The request: Identify every line in the records below that contains the word "Spagnuoli", and copy each of those lines.

═════ Information shown

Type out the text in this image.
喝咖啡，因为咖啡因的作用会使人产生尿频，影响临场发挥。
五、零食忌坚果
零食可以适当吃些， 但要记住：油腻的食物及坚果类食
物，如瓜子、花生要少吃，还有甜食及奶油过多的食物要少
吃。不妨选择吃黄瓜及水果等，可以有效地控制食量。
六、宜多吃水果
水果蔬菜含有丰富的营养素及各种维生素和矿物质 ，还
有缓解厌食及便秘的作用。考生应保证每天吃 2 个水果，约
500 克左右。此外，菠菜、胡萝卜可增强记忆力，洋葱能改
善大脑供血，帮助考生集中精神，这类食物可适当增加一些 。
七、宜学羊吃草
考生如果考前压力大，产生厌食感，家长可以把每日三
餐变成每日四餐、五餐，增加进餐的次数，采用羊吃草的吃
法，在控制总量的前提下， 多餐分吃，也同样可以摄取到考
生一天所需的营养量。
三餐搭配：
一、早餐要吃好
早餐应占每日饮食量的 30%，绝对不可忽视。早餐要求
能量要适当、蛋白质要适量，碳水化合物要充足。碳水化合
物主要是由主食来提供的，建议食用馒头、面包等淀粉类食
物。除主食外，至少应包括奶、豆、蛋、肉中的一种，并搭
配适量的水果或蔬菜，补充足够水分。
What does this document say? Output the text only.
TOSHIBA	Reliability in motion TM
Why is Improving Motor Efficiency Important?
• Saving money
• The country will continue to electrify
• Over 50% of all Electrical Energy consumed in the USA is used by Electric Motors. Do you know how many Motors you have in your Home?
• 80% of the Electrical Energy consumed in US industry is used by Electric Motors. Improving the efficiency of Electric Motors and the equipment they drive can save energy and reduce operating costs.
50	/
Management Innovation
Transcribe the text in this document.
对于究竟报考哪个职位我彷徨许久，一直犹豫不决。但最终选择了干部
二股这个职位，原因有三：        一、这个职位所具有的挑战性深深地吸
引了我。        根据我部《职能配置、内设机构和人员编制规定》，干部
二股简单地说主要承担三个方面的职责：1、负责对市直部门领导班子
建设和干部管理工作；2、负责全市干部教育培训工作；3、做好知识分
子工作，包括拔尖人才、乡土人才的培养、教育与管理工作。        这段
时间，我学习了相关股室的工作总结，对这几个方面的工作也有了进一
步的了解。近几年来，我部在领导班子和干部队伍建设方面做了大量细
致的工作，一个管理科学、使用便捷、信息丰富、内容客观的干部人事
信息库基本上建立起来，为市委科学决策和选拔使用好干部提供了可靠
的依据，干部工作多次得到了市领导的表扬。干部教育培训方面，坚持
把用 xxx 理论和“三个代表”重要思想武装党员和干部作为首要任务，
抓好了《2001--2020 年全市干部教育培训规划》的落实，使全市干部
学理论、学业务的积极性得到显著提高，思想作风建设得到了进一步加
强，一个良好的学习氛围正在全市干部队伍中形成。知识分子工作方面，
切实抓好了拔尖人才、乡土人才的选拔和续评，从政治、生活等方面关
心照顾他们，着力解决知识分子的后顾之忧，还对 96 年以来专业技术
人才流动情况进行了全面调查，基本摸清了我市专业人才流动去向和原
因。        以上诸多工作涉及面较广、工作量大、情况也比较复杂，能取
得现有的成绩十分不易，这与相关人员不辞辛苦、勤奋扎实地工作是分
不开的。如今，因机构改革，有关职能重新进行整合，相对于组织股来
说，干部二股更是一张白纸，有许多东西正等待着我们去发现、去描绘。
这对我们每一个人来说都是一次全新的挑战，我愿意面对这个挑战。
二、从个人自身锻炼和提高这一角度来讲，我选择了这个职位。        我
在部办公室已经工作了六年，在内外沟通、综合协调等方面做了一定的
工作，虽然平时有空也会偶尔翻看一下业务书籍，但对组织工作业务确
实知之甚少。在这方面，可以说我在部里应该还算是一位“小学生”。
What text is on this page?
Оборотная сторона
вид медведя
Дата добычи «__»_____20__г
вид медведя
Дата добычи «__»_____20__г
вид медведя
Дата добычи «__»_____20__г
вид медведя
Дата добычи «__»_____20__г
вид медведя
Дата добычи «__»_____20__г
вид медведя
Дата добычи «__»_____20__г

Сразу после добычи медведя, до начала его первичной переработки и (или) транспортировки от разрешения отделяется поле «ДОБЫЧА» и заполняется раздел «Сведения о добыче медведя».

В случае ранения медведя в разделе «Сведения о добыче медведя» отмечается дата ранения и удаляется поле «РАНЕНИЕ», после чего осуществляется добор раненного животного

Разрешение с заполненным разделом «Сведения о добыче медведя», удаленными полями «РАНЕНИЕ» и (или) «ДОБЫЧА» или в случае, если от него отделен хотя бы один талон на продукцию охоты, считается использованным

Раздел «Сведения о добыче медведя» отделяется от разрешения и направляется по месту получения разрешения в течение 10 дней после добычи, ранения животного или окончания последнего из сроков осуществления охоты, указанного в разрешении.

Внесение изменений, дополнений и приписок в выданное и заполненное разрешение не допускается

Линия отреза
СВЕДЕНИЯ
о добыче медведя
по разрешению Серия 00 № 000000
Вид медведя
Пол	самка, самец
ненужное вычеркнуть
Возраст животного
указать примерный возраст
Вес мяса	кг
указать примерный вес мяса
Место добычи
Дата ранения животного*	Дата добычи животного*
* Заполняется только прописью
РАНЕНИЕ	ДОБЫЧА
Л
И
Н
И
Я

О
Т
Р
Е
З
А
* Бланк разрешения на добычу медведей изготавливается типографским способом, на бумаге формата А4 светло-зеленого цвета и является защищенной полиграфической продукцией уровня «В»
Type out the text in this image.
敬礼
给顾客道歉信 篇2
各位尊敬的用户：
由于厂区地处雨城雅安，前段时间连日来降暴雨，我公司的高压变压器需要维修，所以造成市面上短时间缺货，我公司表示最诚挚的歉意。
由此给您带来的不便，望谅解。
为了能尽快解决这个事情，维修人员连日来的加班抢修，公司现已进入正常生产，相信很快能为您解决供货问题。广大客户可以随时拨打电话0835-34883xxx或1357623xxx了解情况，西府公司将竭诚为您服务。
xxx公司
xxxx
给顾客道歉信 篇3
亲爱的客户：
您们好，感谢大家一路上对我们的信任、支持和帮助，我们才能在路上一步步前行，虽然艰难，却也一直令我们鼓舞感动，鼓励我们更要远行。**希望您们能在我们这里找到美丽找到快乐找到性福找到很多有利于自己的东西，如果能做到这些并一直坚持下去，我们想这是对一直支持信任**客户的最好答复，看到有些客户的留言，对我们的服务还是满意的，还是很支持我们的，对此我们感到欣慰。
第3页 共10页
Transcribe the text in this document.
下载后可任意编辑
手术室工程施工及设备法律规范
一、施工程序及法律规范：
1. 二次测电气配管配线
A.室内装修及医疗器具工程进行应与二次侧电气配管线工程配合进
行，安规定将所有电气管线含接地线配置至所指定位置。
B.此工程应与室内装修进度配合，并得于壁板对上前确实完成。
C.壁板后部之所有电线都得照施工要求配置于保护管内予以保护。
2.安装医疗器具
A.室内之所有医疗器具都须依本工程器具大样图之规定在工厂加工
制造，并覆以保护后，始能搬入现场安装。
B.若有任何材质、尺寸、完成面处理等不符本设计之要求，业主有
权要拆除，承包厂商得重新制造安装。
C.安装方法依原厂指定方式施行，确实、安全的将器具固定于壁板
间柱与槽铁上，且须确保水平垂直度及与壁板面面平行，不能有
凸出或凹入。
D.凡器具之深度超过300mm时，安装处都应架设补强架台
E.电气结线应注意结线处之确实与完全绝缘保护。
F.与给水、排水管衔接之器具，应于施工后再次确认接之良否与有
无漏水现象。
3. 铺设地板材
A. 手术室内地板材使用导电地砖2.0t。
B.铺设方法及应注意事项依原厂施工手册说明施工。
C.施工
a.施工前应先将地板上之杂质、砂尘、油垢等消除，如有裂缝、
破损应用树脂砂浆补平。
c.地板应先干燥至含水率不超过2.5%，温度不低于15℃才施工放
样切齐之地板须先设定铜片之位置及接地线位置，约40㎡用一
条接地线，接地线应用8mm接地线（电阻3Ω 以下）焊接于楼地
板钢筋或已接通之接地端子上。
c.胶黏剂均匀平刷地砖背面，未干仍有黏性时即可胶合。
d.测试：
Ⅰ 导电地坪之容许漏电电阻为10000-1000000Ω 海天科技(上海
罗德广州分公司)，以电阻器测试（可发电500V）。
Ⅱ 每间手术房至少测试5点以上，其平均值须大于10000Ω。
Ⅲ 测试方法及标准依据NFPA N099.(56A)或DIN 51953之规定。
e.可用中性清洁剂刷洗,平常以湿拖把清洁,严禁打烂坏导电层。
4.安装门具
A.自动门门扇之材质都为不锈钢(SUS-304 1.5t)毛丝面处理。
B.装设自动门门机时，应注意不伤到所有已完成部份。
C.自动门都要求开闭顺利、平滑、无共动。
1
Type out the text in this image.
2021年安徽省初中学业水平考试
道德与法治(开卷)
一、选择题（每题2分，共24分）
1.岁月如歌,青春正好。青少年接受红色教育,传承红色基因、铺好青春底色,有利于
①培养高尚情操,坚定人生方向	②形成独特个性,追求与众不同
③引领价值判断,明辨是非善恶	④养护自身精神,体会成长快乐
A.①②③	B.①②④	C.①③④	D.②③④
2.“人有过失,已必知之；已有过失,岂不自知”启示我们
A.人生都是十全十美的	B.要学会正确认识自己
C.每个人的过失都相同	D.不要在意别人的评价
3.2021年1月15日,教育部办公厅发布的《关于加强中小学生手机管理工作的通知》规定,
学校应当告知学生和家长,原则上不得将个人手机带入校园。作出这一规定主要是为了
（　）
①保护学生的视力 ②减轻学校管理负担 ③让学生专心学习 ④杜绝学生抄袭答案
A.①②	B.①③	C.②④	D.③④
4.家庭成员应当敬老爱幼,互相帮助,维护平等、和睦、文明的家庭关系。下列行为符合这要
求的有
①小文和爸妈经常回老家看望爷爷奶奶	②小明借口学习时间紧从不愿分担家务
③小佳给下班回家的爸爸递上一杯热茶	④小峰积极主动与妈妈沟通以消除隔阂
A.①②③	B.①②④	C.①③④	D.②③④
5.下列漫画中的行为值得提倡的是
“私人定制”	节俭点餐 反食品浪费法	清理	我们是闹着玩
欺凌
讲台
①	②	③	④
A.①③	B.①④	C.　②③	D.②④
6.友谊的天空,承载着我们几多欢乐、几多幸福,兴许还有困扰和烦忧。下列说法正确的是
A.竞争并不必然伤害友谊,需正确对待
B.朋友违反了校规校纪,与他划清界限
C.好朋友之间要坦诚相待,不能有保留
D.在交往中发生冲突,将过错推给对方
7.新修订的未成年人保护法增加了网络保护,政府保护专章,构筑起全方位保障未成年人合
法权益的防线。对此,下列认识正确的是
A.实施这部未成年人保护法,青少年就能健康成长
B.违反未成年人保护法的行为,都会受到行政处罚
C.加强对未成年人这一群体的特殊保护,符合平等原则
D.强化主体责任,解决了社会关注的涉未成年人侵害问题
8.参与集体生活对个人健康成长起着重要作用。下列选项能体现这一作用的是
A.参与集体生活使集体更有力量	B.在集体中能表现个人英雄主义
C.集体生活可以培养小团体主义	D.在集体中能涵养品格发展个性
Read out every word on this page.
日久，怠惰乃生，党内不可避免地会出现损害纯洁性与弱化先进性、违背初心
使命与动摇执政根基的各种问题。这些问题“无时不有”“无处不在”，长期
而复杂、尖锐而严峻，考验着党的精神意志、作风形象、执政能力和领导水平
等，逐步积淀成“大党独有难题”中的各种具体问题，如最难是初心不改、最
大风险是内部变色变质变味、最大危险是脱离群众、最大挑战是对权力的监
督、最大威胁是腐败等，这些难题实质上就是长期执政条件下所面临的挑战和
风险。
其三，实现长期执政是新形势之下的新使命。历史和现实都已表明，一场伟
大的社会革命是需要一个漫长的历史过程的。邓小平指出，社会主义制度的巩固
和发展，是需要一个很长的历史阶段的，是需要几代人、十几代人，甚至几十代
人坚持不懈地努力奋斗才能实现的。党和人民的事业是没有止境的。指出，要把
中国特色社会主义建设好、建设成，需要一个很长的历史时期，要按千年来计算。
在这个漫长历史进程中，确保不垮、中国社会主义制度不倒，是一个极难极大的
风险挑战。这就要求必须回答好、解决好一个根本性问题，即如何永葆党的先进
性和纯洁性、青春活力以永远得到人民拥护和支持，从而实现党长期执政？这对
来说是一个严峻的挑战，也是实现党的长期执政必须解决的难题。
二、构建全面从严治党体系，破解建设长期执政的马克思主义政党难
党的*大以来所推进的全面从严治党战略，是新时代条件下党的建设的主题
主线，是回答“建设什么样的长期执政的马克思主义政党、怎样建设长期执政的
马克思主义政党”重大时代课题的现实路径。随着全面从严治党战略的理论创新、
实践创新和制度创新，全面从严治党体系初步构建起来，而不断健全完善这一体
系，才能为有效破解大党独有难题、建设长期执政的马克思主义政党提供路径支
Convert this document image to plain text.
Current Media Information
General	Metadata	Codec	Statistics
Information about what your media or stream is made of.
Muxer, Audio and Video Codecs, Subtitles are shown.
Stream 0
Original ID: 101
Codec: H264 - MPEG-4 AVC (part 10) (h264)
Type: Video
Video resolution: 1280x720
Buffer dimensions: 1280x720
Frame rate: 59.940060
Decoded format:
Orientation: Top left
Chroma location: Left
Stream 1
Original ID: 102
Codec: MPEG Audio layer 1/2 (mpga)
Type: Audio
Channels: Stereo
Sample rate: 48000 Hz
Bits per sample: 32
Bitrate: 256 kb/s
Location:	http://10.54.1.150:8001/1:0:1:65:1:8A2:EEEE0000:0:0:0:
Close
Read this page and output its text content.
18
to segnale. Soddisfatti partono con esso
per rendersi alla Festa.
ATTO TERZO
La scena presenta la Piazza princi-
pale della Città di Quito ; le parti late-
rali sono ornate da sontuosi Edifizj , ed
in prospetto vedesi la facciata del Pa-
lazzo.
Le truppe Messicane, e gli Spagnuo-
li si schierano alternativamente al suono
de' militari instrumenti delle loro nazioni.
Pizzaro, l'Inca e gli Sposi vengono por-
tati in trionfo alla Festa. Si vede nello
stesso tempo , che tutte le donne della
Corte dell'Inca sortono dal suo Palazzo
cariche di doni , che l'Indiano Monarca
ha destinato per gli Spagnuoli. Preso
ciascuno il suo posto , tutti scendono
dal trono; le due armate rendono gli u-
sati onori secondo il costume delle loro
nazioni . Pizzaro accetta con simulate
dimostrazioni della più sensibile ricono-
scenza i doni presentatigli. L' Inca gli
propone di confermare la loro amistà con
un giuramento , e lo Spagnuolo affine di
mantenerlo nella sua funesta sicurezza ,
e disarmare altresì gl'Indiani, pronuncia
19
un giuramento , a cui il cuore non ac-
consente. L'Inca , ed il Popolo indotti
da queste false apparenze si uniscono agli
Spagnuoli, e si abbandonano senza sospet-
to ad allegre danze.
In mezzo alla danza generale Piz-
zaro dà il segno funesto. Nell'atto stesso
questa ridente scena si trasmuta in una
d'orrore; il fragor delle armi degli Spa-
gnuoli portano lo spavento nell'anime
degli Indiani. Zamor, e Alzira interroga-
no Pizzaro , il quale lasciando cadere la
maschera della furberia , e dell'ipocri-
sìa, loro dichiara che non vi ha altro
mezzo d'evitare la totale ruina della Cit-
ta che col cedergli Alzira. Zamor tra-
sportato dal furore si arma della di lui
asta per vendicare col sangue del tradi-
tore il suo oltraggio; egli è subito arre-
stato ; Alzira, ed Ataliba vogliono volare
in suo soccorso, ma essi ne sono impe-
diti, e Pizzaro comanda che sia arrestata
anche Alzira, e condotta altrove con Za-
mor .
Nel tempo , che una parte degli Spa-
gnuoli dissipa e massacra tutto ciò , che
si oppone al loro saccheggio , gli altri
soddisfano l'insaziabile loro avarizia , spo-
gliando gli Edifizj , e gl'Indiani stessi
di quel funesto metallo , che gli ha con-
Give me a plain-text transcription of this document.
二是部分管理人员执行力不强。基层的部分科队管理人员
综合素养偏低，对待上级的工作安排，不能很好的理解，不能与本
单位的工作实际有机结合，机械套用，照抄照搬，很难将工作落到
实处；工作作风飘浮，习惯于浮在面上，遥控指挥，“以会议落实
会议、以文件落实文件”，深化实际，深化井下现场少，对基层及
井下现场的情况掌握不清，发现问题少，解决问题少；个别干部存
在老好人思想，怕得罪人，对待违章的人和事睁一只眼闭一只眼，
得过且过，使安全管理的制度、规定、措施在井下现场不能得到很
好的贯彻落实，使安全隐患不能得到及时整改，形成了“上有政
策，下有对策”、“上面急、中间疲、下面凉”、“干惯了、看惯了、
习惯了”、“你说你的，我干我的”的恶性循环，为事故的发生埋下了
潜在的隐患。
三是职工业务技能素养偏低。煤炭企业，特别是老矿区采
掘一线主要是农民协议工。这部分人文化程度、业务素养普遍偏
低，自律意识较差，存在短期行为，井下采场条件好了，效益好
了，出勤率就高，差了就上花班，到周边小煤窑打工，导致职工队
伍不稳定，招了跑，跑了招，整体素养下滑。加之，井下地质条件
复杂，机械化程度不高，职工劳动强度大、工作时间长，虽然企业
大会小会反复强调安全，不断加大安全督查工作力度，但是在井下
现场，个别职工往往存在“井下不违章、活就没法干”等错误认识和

══════════

Problem solution:
ha destinato per gli Spagnuoli. Preso
Spagnuoli, e si abbandonano senza sospet-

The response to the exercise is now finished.